** SET TASK **
Collect every line that includes the string "Load".

** GIVEN DATA **
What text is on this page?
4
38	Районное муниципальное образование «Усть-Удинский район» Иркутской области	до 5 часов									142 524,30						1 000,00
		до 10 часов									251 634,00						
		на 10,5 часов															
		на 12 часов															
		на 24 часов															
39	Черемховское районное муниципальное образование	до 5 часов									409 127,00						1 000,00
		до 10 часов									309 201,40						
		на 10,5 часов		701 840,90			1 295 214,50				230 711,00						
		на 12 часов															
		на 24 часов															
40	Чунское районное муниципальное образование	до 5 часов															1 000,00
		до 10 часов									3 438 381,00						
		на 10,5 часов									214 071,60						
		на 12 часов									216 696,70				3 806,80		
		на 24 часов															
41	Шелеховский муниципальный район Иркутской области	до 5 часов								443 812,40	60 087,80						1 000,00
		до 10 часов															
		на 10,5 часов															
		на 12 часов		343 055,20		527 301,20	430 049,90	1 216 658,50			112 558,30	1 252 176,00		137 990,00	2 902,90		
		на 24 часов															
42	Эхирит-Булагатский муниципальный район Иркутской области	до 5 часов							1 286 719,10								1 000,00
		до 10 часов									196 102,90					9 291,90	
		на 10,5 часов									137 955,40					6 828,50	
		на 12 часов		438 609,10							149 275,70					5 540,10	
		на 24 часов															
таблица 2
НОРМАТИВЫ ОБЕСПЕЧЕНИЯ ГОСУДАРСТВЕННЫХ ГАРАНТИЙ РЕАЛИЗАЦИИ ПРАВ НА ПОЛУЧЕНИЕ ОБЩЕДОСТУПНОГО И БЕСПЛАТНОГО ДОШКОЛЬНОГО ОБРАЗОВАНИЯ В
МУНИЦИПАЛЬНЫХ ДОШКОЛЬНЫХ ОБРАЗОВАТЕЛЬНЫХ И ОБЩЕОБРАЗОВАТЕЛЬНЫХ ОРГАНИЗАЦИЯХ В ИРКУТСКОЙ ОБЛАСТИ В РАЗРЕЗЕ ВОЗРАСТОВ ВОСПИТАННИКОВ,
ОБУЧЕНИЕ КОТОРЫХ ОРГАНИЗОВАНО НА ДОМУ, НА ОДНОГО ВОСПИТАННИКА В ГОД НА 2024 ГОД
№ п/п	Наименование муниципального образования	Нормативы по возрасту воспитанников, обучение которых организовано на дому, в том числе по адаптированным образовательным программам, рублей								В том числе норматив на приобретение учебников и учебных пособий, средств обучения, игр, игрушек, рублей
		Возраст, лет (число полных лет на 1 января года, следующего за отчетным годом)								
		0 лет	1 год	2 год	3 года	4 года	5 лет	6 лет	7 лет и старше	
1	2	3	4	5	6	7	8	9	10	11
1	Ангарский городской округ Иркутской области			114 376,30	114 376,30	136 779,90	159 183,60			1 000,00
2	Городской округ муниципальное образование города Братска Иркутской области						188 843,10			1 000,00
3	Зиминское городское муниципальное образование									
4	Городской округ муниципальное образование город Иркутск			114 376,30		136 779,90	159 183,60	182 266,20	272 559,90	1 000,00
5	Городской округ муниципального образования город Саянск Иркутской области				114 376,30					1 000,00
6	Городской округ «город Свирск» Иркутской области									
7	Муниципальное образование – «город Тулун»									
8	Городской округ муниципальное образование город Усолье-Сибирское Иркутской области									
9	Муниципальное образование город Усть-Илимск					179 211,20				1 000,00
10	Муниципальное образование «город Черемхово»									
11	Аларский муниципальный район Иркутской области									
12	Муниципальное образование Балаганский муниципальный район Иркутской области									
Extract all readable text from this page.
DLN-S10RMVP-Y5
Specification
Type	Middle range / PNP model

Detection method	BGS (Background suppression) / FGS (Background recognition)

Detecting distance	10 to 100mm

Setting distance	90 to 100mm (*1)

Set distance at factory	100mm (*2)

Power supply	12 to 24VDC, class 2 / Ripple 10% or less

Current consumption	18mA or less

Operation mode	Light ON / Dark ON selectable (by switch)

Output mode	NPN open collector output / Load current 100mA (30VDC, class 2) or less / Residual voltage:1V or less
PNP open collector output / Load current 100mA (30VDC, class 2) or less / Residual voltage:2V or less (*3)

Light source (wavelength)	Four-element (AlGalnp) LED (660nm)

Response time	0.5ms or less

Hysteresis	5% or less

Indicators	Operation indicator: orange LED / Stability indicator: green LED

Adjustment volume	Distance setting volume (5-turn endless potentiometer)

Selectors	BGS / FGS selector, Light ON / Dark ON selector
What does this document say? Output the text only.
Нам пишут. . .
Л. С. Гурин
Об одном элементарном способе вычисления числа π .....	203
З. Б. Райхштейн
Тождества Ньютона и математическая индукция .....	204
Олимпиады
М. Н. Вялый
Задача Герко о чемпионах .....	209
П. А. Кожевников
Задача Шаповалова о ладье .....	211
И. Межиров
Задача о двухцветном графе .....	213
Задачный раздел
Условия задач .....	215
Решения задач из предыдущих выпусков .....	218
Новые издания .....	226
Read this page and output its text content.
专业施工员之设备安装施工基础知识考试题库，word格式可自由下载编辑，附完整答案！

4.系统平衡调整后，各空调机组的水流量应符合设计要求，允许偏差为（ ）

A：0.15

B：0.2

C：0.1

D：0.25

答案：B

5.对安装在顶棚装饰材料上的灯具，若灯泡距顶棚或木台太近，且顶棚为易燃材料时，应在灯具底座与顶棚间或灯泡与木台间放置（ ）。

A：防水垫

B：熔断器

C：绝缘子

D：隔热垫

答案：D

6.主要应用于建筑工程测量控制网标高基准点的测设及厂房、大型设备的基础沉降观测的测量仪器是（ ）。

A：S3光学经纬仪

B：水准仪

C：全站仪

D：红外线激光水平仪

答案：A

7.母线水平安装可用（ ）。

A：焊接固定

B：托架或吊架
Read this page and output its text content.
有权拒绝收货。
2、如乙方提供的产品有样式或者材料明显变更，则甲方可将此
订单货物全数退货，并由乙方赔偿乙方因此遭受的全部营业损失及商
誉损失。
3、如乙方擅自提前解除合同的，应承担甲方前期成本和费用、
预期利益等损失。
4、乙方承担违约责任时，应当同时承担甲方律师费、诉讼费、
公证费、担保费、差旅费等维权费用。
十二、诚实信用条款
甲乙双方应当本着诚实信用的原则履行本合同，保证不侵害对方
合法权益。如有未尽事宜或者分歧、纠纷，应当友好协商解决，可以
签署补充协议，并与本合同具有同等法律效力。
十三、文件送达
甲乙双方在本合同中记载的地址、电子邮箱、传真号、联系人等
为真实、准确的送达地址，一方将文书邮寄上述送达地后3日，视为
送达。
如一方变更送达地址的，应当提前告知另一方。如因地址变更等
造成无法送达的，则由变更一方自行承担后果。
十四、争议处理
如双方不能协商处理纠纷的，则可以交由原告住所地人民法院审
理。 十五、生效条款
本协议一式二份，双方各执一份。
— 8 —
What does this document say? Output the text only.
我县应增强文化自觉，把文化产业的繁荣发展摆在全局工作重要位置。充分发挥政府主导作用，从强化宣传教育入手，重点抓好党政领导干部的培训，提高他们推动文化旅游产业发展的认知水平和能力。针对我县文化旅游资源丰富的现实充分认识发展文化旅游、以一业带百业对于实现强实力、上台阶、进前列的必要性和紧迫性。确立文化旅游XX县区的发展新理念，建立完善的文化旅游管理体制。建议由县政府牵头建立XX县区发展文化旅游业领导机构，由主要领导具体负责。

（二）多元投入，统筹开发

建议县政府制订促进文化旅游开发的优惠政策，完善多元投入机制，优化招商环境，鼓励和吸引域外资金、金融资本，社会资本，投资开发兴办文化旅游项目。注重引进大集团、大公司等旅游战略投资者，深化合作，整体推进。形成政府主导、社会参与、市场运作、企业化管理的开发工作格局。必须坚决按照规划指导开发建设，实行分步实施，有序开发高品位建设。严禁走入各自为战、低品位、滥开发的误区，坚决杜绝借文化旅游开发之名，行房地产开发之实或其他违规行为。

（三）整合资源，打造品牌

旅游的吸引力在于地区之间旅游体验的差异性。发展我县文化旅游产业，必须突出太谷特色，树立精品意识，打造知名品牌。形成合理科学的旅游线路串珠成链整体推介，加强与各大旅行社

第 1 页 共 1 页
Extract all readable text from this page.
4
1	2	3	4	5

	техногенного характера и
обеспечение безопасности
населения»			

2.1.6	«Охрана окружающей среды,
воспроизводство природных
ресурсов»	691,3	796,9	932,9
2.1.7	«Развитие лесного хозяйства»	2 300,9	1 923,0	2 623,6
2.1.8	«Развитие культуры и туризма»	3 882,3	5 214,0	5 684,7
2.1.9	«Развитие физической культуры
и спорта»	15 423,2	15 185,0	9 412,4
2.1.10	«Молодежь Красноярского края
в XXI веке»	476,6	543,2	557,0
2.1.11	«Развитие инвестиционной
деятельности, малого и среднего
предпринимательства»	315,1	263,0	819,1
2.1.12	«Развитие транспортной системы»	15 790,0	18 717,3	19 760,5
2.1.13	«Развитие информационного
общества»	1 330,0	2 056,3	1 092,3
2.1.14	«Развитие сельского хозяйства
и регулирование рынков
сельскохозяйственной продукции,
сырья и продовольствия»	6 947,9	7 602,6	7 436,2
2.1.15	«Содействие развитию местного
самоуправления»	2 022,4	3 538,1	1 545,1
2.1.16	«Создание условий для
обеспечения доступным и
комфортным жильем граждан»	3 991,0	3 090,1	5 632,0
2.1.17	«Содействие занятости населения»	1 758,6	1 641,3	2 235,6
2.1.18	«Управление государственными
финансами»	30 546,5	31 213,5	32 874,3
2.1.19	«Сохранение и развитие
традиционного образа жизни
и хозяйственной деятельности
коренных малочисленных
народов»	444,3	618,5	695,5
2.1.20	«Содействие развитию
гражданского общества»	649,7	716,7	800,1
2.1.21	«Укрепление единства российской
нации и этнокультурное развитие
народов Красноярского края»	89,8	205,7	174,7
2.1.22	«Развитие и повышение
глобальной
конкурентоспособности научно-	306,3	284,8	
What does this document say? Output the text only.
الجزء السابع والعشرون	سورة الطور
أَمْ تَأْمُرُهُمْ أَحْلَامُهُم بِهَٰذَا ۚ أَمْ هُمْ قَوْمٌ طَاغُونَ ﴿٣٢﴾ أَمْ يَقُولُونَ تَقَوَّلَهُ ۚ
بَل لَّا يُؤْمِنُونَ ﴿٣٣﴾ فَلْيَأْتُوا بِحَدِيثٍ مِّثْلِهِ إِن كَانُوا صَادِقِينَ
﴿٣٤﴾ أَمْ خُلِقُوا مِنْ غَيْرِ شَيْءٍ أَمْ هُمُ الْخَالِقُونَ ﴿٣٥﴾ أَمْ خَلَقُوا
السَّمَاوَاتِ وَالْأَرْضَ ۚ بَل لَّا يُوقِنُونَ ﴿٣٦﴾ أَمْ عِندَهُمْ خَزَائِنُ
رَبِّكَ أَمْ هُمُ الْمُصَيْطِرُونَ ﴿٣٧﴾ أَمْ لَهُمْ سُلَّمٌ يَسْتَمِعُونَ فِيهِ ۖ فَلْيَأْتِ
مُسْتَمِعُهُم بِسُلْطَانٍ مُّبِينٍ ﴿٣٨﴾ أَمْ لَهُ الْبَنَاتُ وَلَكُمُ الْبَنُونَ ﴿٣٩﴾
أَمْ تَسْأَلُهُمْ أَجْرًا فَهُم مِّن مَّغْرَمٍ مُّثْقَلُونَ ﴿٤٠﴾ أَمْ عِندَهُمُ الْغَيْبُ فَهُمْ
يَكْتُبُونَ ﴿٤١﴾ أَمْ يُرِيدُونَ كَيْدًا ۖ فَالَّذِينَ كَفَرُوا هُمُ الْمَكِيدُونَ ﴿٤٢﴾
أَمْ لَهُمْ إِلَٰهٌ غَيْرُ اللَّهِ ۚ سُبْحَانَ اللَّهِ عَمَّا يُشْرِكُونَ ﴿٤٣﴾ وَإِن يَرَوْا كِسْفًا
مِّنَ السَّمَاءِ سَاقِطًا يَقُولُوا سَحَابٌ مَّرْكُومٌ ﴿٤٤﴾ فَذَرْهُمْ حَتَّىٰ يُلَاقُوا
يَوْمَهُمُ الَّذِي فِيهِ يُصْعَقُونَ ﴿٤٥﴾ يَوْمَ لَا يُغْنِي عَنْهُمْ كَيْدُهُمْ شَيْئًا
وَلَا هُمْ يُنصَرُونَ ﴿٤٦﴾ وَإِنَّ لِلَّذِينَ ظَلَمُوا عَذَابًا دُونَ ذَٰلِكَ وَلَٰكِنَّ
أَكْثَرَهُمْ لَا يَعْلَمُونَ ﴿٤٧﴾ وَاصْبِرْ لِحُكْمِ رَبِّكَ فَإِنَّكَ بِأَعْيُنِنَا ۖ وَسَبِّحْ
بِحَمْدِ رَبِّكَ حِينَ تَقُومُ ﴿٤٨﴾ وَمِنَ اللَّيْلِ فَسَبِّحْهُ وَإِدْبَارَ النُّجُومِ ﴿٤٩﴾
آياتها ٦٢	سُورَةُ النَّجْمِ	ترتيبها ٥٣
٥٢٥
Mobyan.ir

** SOLVED PROBLEM **
Output mode	NPN open collector output / Load current 100mA (30VDC, class 2) or less / Residual voltage:1V or less
PNP open collector output / Load current 100mA (30VDC, class 2) or less / Residual voltage:2V or less (*3)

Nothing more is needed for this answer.